The problem: Pull out every line from the listing that has the word "platepar".
-- start Input data --
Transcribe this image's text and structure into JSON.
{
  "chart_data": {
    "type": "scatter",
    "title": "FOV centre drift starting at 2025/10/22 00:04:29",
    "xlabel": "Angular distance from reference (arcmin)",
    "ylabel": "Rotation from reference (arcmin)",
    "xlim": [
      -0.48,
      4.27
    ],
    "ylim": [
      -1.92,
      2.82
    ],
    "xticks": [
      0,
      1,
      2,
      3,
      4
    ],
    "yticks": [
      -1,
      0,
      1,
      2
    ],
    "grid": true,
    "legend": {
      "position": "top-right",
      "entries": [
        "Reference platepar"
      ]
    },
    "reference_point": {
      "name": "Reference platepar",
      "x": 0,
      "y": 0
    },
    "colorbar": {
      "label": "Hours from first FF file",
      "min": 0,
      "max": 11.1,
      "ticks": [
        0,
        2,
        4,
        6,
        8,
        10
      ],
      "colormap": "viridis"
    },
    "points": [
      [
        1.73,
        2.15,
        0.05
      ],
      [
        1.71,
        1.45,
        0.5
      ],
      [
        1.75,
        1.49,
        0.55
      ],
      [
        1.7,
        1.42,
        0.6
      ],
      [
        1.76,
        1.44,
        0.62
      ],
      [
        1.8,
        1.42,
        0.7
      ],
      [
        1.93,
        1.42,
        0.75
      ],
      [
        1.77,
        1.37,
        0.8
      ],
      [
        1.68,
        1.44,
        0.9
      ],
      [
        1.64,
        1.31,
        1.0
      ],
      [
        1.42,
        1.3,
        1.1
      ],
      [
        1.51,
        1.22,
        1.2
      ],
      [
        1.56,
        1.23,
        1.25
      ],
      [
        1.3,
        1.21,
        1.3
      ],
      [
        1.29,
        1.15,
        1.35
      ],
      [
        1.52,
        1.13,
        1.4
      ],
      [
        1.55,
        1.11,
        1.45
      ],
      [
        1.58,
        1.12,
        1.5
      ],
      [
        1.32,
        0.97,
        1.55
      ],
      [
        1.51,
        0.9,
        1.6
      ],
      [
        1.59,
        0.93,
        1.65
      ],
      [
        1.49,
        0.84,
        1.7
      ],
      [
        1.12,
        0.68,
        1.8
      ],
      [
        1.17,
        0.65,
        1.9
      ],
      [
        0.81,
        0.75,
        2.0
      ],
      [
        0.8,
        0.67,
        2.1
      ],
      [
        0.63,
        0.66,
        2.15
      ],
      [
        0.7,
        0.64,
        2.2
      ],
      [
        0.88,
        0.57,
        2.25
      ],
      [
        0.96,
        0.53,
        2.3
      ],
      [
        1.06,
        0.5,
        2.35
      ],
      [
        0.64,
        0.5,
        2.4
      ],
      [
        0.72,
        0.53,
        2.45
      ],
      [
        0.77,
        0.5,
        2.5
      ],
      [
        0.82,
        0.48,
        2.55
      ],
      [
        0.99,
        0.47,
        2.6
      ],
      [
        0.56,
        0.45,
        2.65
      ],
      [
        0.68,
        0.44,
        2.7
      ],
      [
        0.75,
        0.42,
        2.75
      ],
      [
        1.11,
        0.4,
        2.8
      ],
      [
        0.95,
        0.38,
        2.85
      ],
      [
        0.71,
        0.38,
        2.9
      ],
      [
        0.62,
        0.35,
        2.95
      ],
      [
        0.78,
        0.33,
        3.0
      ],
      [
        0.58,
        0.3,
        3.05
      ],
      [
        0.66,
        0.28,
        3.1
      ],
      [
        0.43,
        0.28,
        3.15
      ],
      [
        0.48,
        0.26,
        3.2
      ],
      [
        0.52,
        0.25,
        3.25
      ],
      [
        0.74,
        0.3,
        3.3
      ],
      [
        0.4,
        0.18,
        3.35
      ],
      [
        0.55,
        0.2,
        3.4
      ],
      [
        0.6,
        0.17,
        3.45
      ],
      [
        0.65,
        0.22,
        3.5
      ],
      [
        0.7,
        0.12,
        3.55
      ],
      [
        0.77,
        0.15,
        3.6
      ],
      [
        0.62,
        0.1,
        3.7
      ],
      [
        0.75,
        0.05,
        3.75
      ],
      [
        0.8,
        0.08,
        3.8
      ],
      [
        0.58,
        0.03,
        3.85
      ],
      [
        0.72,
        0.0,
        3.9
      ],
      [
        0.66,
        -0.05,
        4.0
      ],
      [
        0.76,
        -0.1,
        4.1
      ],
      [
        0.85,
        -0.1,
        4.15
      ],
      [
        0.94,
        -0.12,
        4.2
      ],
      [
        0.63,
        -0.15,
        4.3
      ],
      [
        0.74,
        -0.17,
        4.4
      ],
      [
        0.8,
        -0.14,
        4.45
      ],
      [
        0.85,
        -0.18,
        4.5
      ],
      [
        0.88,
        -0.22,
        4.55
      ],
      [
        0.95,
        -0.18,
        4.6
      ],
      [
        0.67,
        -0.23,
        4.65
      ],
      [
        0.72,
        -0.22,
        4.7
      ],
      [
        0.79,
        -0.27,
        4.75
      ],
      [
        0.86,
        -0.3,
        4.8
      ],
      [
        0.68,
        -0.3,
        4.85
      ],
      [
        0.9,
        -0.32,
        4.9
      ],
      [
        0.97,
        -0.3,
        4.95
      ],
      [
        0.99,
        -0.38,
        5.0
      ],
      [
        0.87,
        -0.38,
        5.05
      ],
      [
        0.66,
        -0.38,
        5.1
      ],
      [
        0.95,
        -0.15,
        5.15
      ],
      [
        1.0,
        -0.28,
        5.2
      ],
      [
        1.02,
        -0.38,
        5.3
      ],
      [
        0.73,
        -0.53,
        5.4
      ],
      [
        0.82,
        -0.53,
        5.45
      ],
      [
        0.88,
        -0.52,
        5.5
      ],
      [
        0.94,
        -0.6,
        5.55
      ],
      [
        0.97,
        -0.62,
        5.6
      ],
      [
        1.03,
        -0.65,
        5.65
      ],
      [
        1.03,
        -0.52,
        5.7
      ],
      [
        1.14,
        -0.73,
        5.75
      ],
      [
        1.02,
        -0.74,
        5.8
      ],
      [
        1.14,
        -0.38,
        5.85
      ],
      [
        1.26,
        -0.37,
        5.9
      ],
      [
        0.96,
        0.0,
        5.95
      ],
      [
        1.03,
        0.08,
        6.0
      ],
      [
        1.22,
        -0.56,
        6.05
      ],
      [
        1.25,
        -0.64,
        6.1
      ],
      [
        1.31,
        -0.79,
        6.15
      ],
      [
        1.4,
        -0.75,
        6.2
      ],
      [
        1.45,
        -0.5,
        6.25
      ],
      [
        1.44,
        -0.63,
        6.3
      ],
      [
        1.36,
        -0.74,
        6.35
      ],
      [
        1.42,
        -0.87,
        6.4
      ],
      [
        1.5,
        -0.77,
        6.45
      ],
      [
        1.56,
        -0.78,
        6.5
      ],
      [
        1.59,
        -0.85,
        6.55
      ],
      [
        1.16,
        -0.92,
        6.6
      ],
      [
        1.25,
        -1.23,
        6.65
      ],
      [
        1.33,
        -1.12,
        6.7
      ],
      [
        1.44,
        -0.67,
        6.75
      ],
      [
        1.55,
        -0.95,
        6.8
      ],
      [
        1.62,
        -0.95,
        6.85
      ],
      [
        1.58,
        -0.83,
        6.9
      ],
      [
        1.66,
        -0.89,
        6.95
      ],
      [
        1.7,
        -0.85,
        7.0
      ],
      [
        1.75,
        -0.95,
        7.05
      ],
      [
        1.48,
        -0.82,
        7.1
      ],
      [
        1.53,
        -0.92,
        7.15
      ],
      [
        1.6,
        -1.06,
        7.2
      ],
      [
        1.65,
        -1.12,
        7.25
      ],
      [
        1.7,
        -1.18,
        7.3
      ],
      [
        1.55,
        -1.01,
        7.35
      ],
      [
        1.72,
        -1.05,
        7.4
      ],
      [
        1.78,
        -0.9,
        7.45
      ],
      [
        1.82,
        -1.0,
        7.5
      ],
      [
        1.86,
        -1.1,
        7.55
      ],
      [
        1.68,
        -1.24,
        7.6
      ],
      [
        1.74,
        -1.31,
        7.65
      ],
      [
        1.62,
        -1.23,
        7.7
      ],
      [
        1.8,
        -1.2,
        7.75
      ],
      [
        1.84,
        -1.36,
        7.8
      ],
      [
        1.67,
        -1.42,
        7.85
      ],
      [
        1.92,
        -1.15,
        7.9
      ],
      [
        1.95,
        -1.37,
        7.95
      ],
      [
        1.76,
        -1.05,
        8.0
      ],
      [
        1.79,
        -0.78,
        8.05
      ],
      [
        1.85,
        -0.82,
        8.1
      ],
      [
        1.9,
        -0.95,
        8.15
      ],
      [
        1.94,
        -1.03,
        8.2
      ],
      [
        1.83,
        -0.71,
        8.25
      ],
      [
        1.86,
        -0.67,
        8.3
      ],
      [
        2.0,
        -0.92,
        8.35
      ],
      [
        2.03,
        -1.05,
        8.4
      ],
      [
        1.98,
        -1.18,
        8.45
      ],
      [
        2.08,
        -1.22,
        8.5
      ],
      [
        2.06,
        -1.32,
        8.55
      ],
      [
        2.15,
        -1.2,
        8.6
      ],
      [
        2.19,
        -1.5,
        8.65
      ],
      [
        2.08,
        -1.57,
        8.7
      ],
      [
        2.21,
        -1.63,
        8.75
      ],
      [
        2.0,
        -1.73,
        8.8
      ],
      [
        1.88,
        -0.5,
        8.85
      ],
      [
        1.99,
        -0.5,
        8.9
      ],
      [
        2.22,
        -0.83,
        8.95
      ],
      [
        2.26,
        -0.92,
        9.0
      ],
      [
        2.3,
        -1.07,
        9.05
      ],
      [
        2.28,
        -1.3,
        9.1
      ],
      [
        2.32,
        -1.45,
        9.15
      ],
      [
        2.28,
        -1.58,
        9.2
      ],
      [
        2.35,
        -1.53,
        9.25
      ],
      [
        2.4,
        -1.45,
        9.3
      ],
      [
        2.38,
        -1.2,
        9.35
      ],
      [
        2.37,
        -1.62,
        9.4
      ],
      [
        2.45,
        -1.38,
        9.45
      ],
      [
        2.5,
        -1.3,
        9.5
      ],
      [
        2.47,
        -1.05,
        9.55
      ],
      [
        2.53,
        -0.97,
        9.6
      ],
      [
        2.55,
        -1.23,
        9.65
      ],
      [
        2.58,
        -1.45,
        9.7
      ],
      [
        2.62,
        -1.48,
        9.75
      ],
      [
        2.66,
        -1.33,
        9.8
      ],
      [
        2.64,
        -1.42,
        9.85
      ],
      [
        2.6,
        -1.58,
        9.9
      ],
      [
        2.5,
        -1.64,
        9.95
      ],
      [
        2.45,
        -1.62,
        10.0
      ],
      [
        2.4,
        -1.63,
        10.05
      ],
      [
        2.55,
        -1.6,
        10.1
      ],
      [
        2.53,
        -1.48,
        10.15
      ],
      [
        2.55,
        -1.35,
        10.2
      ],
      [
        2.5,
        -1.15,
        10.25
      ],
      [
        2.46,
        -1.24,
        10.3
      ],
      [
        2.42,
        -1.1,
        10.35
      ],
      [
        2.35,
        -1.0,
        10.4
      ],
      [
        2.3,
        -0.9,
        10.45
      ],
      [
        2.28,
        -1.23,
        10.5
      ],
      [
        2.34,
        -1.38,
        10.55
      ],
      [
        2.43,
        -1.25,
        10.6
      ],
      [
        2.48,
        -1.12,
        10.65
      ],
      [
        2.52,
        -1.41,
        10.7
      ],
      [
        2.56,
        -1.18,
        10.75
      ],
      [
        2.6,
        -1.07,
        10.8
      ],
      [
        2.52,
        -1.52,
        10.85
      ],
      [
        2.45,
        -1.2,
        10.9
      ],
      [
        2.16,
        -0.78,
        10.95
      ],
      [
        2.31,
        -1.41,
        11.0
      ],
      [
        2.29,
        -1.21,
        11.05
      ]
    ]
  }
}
-- end Input data --
Response for this exercise:
        "Reference platepar"
      "name": "Reference platepar",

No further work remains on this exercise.